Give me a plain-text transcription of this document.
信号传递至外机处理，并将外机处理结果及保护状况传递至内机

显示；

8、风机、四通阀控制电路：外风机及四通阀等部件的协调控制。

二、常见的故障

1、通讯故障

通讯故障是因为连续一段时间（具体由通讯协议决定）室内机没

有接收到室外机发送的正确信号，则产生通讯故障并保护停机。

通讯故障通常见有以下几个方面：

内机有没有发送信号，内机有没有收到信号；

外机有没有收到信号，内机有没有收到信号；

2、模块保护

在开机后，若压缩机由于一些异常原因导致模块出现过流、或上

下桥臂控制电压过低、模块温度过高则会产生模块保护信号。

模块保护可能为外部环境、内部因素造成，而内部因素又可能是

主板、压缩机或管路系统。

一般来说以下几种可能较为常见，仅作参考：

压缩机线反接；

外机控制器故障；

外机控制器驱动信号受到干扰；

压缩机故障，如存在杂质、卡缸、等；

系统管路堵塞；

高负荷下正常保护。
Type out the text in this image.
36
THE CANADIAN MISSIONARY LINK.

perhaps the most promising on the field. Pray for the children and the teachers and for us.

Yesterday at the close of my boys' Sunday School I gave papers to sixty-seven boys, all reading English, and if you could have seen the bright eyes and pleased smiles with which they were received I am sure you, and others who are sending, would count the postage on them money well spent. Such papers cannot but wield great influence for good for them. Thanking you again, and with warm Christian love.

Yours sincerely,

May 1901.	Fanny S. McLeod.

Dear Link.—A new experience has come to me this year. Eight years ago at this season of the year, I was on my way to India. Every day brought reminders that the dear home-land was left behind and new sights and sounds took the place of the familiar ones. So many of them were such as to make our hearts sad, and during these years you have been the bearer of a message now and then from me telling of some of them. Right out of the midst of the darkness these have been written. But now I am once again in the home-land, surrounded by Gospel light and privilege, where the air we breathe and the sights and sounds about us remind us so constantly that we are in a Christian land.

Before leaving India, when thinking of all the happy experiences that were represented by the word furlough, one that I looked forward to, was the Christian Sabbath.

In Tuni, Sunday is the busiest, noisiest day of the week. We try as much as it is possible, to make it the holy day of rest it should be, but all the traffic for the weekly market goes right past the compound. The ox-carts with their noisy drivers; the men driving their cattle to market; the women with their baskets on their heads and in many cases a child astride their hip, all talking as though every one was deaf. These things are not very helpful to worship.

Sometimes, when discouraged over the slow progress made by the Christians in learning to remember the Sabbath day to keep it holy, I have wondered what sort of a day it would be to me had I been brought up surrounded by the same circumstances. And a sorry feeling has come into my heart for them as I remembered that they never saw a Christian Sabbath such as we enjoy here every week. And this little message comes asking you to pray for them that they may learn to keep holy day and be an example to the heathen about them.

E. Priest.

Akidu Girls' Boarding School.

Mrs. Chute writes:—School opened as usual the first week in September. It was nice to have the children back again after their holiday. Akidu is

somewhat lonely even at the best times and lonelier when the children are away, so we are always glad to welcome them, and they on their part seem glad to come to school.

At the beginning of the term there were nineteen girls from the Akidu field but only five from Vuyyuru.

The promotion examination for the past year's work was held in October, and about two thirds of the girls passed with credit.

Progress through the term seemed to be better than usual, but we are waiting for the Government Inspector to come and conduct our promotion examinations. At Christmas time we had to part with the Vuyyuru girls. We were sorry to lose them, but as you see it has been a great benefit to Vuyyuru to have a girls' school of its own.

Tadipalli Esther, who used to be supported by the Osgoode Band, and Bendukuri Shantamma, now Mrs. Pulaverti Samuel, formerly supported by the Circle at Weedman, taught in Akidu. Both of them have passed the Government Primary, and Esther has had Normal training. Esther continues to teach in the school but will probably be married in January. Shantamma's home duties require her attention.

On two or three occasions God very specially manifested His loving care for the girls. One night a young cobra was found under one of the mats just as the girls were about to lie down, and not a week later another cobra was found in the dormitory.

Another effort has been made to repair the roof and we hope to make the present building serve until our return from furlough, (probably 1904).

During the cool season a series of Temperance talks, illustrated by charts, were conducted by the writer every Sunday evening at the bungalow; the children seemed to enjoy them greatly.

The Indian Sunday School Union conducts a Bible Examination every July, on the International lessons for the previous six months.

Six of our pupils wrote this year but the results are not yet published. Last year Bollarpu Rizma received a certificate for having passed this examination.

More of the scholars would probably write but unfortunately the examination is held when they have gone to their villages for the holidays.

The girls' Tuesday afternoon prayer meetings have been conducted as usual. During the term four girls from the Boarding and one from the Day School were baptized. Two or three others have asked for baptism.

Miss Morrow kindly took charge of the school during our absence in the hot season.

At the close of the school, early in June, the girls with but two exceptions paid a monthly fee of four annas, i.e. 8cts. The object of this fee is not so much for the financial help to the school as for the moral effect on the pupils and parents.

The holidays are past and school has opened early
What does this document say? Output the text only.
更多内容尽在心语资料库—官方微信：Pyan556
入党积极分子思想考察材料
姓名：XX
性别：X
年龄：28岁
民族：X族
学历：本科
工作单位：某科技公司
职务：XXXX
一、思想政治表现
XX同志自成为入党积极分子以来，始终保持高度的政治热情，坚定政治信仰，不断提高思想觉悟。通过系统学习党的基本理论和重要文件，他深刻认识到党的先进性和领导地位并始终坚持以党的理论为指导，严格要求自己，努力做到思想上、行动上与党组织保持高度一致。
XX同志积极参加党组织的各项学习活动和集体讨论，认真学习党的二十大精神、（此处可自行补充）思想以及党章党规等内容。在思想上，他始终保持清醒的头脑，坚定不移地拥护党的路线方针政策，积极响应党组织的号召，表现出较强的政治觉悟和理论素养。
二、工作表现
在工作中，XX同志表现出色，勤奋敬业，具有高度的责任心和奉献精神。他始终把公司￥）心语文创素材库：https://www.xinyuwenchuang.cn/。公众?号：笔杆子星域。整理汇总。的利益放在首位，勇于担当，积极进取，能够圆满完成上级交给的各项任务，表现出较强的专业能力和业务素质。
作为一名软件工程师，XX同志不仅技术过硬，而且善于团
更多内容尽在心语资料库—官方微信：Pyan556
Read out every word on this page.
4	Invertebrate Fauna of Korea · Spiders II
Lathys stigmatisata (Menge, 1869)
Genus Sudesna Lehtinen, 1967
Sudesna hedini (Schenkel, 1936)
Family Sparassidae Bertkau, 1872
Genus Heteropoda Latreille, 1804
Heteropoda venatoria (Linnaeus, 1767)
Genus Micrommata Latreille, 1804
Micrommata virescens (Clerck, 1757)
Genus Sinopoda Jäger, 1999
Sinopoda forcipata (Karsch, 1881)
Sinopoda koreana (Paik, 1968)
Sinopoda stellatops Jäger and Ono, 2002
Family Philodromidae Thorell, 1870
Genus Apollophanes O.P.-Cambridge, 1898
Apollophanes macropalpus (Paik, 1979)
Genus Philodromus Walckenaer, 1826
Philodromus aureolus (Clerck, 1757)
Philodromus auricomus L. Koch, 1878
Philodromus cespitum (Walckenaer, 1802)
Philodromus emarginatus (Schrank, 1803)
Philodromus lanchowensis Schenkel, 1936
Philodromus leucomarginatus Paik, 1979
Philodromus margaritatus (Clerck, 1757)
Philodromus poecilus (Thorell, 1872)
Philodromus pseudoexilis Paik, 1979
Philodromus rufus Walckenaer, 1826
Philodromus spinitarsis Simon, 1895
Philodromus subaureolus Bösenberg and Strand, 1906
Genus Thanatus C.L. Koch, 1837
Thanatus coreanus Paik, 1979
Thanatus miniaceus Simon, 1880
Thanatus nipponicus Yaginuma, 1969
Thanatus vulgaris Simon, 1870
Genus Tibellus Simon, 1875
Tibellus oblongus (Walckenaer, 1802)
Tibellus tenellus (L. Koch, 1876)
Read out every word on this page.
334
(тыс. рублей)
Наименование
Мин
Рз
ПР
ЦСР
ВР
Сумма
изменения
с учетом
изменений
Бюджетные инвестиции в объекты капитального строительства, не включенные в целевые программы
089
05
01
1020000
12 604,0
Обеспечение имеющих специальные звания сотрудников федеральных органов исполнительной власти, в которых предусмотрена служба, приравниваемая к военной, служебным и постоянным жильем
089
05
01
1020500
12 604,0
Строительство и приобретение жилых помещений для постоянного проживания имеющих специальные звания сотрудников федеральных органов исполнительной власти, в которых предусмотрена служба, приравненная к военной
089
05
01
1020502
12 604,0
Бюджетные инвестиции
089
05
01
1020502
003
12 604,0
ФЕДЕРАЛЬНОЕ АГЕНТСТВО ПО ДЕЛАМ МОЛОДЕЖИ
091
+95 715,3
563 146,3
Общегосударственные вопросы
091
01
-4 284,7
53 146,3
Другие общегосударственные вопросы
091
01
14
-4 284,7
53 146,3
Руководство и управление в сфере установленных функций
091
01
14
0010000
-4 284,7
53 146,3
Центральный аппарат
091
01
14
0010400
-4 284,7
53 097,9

PROBLEM TO WORK ON: All lines above containing the string "Christian" are to be collected.

ANSWER TO THE EXERCISE:
Yesterday at the close of my boys' Sunday School I gave papers to sixty-seven boys, all reading English, and if you could have seen the bright eyes and pleased smiles with which they were received I am sure you, and others who are sending, would count the postage on them money well spent. Such papers cannot but wield great influence for good for them. Thanking you again, and with warm Christian love.
Dear Link.—A new experience has come to me this year. Eight years ago at this season of the year, I was on my way to India. Every day brought reminders that the dear home-land was left behind and new sights and sounds took the place of the familiar ones. So many of them were such as to make our hearts sad, and during these years you have been the bearer of a message now and then from me telling of some of them. Right out of the midst of the darkness these have been written. But now I am once again in the home-land, surrounded by Gospel light and privilege, where the air we breathe and the sights and sounds about us remind us so constantly that we are in a Christian land.
Before leaving India, when thinking of all the happy experiences that were represented by the word furlough, one that I looked forward to, was the Christian Sabbath.
Sometimes, when discouraged over the slow progress made by the Christians in learning to remember the Sabbath day to keep it holy, I have wondered what sort of a day it would be to me had I been brought up surrounded by the same circumstances. And a sorry feeling has come into my heart for them as I remembered that they never saw a Christian Sabbath such as we enjoy here every week. And this little message comes asking you to pray for them that they may learn to keep holy day and be an example to the heathen about them.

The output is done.